▶ _Exercise prompt_
Extract the final stretch of the data: the line that contains "Read this page and output its text content." and every line after it, unaltered, and no other lines.
-- BEGIN Given records --
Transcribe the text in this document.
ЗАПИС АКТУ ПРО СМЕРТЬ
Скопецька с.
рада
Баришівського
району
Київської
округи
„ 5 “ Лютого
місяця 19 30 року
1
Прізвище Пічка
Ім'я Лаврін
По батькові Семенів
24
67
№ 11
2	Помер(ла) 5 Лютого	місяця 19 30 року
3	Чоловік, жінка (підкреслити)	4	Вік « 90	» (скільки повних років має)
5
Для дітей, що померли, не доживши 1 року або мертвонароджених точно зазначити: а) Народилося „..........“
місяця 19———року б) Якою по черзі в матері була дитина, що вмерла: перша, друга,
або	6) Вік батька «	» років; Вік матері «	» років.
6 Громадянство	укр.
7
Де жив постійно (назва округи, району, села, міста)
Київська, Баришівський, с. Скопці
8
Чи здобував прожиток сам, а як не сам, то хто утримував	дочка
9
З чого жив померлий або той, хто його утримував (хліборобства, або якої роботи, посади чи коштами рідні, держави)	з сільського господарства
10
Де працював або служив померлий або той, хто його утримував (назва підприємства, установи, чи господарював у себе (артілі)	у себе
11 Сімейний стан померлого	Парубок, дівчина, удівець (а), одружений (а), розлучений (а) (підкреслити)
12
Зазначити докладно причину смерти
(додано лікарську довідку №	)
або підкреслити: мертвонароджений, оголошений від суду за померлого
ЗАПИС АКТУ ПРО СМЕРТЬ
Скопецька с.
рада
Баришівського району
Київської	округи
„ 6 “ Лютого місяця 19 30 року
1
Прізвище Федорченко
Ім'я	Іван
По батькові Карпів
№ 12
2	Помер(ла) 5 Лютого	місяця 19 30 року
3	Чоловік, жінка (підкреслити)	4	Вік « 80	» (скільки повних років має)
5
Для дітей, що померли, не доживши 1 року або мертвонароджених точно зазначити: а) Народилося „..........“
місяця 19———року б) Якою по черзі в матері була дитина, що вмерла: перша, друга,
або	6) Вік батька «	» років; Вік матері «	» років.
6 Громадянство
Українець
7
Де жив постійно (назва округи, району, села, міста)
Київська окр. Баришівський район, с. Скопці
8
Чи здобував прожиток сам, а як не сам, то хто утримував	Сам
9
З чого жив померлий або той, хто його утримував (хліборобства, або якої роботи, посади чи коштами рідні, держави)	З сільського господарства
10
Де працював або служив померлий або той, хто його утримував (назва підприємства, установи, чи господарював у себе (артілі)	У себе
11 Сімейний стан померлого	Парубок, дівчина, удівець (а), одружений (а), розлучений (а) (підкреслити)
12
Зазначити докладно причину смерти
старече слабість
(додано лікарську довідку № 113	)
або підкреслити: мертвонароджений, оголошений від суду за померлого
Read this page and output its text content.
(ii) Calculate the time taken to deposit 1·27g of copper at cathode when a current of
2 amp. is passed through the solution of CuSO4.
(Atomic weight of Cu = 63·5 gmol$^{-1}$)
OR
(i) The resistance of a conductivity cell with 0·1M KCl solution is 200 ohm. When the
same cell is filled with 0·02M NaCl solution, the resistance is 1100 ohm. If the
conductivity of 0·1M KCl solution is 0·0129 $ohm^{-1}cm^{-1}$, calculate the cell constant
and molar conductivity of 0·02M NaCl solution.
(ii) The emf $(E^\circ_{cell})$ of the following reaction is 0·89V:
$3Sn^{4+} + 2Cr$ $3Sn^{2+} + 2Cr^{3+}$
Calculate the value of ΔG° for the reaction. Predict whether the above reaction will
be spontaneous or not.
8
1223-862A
-- END Given records --
▶ _Reply_
Read this page and output its text content.
(ii) Calculate the time taken to deposit 1·27g of copper at cathode when a current of
2 amp. is passed through the solution of CuSO4.
(Atomic weight of Cu = 63·5 gmol$^{-1}$)
OR
(i) The resistance of a conductivity cell with 0·1M KCl solution is 200 ohm. When the
same cell is filled with 0·02M NaCl solution, the resistance is 1100 ohm. If the
conductivity of 0·1M KCl solution is 0·0129 $ohm^{-1}cm^{-1}$, calculate the cell constant
and molar conductivity of 0·02M NaCl solution.
(ii) The emf $(E^\circ_{cell})$ of the following reaction is 0·89V:
$3Sn^{4+} + 2Cr$ $3Sn^{2+} + 2Cr^{3+}$
Calculate the value of ΔG° for the reaction. Predict whether the above reaction will
be spontaneous or not.
8
1223-862A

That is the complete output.